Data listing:
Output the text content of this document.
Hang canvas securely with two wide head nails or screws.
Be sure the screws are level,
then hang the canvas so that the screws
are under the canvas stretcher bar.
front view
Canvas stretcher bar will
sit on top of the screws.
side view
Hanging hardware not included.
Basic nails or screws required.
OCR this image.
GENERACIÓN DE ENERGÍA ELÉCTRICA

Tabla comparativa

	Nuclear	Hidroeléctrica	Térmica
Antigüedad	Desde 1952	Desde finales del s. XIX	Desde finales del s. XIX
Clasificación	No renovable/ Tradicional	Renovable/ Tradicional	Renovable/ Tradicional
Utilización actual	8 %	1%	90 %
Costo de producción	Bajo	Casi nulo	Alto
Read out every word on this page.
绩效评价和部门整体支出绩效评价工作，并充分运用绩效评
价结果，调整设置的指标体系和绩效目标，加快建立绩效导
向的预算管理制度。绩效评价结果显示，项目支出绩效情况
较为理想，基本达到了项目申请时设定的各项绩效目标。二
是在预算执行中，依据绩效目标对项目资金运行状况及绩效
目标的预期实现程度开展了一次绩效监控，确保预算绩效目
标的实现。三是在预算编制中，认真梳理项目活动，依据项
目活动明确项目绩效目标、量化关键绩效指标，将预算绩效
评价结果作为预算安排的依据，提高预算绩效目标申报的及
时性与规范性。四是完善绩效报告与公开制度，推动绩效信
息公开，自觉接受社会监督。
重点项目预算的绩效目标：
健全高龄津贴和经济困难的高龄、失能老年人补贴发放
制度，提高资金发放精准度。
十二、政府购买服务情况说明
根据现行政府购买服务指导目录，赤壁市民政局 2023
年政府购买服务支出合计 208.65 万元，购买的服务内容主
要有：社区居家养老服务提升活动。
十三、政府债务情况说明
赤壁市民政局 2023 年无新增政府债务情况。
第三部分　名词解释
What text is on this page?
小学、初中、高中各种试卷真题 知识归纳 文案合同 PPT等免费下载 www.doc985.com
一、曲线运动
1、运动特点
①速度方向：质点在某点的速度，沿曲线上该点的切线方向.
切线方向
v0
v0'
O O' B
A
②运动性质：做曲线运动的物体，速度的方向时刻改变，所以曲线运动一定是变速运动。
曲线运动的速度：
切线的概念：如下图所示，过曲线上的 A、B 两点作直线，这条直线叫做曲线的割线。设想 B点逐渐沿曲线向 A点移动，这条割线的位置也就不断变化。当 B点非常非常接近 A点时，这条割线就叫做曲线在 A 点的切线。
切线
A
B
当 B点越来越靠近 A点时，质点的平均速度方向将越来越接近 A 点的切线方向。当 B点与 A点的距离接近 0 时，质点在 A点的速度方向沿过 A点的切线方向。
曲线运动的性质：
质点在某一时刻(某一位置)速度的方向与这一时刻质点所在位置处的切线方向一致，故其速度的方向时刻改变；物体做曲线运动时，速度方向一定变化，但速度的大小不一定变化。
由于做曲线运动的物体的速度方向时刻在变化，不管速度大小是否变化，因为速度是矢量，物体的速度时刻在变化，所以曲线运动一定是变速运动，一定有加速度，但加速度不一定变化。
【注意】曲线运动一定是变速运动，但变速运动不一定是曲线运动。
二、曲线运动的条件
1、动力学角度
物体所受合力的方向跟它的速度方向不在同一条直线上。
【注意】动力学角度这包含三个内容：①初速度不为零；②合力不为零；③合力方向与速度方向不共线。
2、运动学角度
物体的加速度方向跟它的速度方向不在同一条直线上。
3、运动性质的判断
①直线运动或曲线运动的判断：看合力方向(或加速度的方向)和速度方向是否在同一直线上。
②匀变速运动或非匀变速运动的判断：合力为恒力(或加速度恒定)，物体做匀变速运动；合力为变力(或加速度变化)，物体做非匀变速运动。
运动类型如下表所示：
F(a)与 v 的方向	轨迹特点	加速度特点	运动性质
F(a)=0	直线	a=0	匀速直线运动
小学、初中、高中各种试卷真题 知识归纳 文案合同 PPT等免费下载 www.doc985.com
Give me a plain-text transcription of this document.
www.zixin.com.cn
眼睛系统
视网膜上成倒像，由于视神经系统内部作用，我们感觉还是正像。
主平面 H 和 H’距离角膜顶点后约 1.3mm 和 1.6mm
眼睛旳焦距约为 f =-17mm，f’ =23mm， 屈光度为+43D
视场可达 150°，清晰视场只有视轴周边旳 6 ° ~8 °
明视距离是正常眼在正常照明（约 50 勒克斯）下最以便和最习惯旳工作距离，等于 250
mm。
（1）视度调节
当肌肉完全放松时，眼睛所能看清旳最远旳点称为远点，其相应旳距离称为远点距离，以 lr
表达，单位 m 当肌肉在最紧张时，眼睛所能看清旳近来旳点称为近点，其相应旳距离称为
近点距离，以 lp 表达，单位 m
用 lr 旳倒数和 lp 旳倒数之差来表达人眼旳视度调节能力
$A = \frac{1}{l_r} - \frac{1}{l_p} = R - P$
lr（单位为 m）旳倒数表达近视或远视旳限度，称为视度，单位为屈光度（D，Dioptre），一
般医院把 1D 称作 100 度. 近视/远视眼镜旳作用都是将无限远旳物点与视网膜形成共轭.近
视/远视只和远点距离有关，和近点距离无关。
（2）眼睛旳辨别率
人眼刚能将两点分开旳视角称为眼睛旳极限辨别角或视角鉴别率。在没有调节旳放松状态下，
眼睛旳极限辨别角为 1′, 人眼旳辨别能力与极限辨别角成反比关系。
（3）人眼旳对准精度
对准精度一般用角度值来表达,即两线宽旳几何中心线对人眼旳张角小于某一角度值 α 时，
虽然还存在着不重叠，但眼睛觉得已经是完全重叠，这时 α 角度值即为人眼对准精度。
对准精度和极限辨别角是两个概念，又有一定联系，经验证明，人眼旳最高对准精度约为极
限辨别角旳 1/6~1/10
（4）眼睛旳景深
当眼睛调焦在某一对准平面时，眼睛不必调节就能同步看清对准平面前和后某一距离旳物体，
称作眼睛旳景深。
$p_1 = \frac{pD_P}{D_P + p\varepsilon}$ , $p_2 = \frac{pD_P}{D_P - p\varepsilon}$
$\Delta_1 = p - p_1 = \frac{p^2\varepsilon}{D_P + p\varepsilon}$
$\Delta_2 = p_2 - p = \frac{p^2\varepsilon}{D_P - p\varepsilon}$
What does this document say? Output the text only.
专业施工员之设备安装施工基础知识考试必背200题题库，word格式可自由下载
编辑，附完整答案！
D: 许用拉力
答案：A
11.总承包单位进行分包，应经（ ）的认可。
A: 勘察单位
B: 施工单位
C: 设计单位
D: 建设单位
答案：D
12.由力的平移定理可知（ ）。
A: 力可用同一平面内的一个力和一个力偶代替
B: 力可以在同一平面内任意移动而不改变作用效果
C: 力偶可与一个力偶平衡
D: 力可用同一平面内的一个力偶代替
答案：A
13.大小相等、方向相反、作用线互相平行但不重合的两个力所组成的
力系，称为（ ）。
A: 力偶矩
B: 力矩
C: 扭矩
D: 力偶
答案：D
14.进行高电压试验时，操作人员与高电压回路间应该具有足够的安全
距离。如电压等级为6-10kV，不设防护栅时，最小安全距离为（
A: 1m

_What needs to be done:_ Each entry above needs to be retyped exactly.

_Result of the exercise:_
Output the text content of this document.
Hang canvas securely with two wide head nails or screws.
Be sure the screws are level,
then hang the canvas so that the screws
are under the canvas stretcher bar.
front view
Canvas stretcher bar will
sit on top of the screws.
side view
Hanging hardware not included.
Basic nails or screws required.
OCR this image.
GENERACIÓN DE ENERGÍA ELÉCTRICA

Tabla comparativa

	Nuclear	Hidroeléctrica	Térmica
Antigüedad	Desde 1952	Desde finales del s. XIX	Desde finales del s. XIX
Clasificación	No renovable/ Tradicional	Renovable/ Tradicional	Renovable/ Tradicional
Utilización actual	8 %	1%	90 %
Costo de producción	Bajo	Casi nulo	Alto
Read out every word on this page.
绩效评价和部门整体支出绩效评价工作，并充分运用绩效评
价结果，调整设置的指标体系和绩效目标，加快建立绩效导
向的预算管理制度。绩效评价结果显示，项目支出绩效情况
较为理想，基本达到了项目申请时设定的各项绩效目标。二
是在预算执行中，依据绩效目标对项目资金运行状况及绩效
目标的预期实现程度开展了一次绩效监控，确保预算绩效目
标的实现。三是在预算编制中，认真梳理项目活动，依据项
目活动明确项目绩效目标、量化关键绩效指标，将预算绩效
评价结果作为预算安排的依据，提高预算绩效目标申报的及
时性与规范性。四是完善绩效报告与公开制度，推动绩效信
息公开，自觉接受社会监督。
重点项目预算的绩效目标：
健全高龄津贴和经济困难的高龄、失能老年人补贴发放
制度，提高资金发放精准度。
十二、政府购买服务情况说明
根据现行政府购买服务指导目录，赤壁市民政局 2023
年政府购买服务支出合计 208.65 万元，购买的服务内容主
要有：社区居家养老服务提升活动。
十三、政府债务情况说明
赤壁市民政局 2023 年无新增政府债务情况。
第三部分　名词解释
What text is on this page?
小学、初中、高中各种试卷真题 知识归纳 文案合同 PPT等免费下载 www.doc985.com
一、曲线运动
1、运动特点
①速度方向：质点在某点的速度，沿曲线上该点的切线方向.
切线方向
v0
v0'
O O' B
A
②运动性质：做曲线运动的物体，速度的方向时刻改变，所以曲线运动一定是变速运动。
曲线运动的速度：
切线的概念：如下图所示，过曲线上的 A、B 两点作直线，这条直线叫做曲线的割线。设想 B点逐渐沿曲线向 A点移动，这条割线的位置也就不断变化。当 B点非常非常接近 A点时，这条割线就叫做曲线在 A 点的切线。
切线
A
B
当 B点越来越靠近 A点时，质点的平均速度方向将越来越接近 A 点的切线方向。当 B点与 A点的距离接近 0 时，质点在 A点的速度方向沿过 A点的切线方向。
曲线运动的性质：
质点在某一时刻(某一位置)速度的方向与这一时刻质点所在位置处的切线方向一致，故其速度的方向时刻改变；物体做曲线运动时，速度方向一定变化，但速度的大小不一定变化。
由于做曲线运动的物体的速度方向时刻在变化，不管速度大小是否变化，因为速度是矢量，物体的速度时刻在变化，所以曲线运动一定是变速运动，一定有加速度，但加速度不一定变化。
【注意】曲线运动一定是变速运动，但变速运动不一定是曲线运动。
二、曲线运动的条件
1、动力学角度
物体所受合力的方向跟它的速度方向不在同一条直线上。
【注意】动力学角度这包含三个内容：①初速度不为零；②合力不为零；③合力方向与速度方向不共线。
2、运动学角度
物体的加速度方向跟它的速度方向不在同一条直线上。
3、运动性质的判断
①直线运动或曲线运动的判断：看合力方向(或加速度的方向)和速度方向是否在同一直线上。
②匀变速运动或非匀变速运动的判断：合力为恒力(或加速度恒定)，物体做匀变速运动；合力为变力(或加速度变化)，物体做非匀变速运动。
运动类型如下表所示：
F(a)与 v 的方向	轨迹特点	加速度特点	运动性质
F(a)=0	直线	a=0	匀速直线运动
小学、初中、高中各种试卷真题 知识归纳 文案合同 PPT等免费下载 www.doc985.com
Give me a plain-text transcription of this document.
www.zixin.com.cn
眼睛系统
视网膜上成倒像，由于视神经系统内部作用，我们感觉还是正像。
主平面 H 和 H’距离角膜顶点后约 1.3mm 和 1.6mm
眼睛旳焦距约为 f =-17mm，f’ =23mm， 屈光度为+43D
视场可达 150°，清晰视场只有视轴周边旳 6 ° ~8 °
明视距离是正常眼在正常照明（约 50 勒克斯）下最以便和最习惯旳工作距离，等于 250
mm。
（1）视度调节
当肌肉完全放松时，眼睛所能看清旳最远旳点称为远点，其相应旳距离称为远点距离，以 lr
表达，单位 m 当肌肉在最紧张时，眼睛所能看清旳近来旳点称为近点，其相应旳距离称为
近点距离，以 lp 表达，单位 m
用 lr 旳倒数和 lp 旳倒数之差来表达人眼旳视度调节能力
$A = \frac{1}{l_r} - \frac{1}{l_p} = R - P$
lr（单位为 m）旳倒数表达近视或远视旳限度，称为视度，单位为屈光度（D，Dioptre），一
般医院把 1D 称作 100 度. 近视/远视眼镜旳作用都是将无限远旳物点与视网膜形成共轭.近
视/远视只和远点距离有关，和近点距离无关。
（2）眼睛旳辨别率
人眼刚能将两点分开旳视角称为眼睛旳极限辨别角或视角鉴别率。在没有调节旳放松状态下，
眼睛旳极限辨别角为 1′, 人眼旳辨别能力与极限辨别角成反比关系。
（3）人眼旳对准精度
对准精度一般用角度值来表达,即两线宽旳几何中心线对人眼旳张角小于某一角度值 α 时，
虽然还存在着不重叠，但眼睛觉得已经是完全重叠，这时 α 角度值即为人眼对准精度。
对准精度和极限辨别角是两个概念，又有一定联系，经验证明，人眼旳最高对准精度约为极
限辨别角旳 1/6~1/10
（4）眼睛旳景深
当眼睛调焦在某一对准平面时，眼睛不必调节就能同步看清对准平面前和后某一距离旳物体，
称作眼睛旳景深。
$p_1 = \frac{pD_P}{D_P + p\varepsilon}$ , $p_2 = \frac{pD_P}{D_P - p\varepsilon}$
$\Delta_1 = p - p_1 = \frac{p^2\varepsilon}{D_P + p\varepsilon}$
$\Delta_2 = p_2 - p = \frac{p^2\varepsilon}{D_P - p\varepsilon}$
What does this document say? Output the text only.
专业施工员之设备安装施工基础知识考试必背200题题库，word格式可自由下载
编辑，附完整答案！
D: 许用拉力
答案：A
11.总承包单位进行分包，应经（ ）的认可。
A: 勘察单位
B: 施工单位
C: 设计单位
D: 建设单位
答案：D
12.由力的平移定理可知（ ）。
A: 力可用同一平面内的一个力和一个力偶代替
B: 力可以在同一平面内任意移动而不改变作用效果
C: 力偶可与一个力偶平衡
D: 力可用同一平面内的一个力偶代替
答案：A
13.大小相等、方向相反、作用线互相平行但不重合的两个力所组成的
力系，称为（ ）。
A: 力偶矩
B: 力矩
C: 扭矩
D: 力偶
答案：D
14.进行高电压试验时，操作人员与高电压回路间应该具有足够的安全
距离。如电压等级为6-10kV，不设防护栅时，最小安全距离为（
A: 1m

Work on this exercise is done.